-------- DATASET RECORDS

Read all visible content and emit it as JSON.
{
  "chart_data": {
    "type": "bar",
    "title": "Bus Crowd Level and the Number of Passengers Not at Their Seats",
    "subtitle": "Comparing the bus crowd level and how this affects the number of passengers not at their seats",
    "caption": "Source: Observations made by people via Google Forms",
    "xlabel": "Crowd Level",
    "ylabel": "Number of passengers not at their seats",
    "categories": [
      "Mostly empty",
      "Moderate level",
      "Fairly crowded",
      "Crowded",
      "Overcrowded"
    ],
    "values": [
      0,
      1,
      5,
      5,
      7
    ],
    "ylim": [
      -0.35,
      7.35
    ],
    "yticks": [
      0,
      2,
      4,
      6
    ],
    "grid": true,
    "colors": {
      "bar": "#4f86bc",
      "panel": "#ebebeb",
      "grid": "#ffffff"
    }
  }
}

----------------
-------- DATASET RECORDS

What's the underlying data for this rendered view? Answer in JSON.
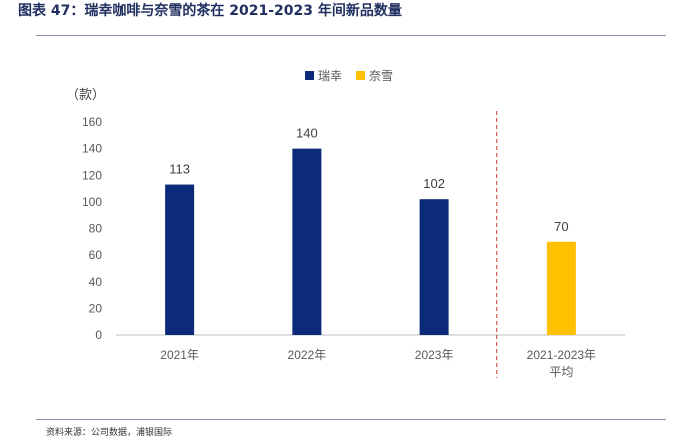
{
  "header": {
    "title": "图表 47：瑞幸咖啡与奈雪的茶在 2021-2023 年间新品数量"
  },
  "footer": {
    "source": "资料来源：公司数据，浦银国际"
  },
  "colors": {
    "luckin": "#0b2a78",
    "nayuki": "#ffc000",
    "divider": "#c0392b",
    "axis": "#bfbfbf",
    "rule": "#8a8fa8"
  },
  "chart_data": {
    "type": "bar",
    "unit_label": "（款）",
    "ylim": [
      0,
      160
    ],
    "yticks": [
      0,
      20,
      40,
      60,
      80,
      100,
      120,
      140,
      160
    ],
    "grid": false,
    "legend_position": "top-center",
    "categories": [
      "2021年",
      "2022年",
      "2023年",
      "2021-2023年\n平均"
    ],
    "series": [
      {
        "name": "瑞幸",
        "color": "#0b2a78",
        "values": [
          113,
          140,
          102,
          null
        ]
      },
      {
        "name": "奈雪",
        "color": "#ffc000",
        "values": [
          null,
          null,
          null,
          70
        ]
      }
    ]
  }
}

----------------
-------- DATASET RECORDS

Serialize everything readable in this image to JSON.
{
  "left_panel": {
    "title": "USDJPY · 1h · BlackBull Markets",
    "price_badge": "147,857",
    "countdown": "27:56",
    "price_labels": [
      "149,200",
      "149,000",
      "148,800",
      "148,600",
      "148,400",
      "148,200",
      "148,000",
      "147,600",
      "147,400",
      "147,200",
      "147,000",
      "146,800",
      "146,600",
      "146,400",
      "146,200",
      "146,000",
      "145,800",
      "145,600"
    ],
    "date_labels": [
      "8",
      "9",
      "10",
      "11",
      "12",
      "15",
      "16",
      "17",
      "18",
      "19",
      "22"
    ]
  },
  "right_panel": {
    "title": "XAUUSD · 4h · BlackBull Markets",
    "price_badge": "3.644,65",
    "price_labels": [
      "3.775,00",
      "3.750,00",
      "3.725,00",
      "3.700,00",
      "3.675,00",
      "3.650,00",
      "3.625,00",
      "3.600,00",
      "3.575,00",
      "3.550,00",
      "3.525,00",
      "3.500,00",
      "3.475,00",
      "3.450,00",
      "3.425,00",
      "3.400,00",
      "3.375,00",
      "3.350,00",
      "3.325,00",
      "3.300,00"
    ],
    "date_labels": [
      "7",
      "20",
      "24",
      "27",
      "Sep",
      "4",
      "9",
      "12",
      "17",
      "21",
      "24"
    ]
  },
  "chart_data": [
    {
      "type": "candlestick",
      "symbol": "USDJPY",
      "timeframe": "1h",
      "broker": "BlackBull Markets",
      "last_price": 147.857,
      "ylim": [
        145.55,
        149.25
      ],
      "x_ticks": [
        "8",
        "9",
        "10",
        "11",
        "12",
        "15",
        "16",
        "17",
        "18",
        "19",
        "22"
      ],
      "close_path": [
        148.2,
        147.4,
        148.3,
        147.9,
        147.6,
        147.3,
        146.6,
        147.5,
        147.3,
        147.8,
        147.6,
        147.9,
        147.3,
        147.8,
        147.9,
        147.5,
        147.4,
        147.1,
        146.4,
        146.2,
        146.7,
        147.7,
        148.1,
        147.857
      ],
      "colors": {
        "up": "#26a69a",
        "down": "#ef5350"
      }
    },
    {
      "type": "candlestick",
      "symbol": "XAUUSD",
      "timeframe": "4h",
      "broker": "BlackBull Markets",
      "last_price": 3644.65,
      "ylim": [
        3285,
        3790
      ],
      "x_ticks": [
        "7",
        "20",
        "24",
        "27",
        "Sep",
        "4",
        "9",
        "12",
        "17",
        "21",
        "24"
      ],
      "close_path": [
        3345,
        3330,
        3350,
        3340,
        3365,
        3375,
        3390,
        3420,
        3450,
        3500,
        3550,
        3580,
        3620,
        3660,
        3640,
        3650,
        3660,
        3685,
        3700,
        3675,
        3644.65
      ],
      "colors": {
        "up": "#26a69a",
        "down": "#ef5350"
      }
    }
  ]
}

----------------

§ **WHAT YOU HAVE TO DO**
All lines holding the word "XAUUSD" should be picked out and copied.

§ **TASK SOLUTION**
    "title": "XAUUSD · 4h · BlackBull Markets",
      "symbol": "XAUUSD",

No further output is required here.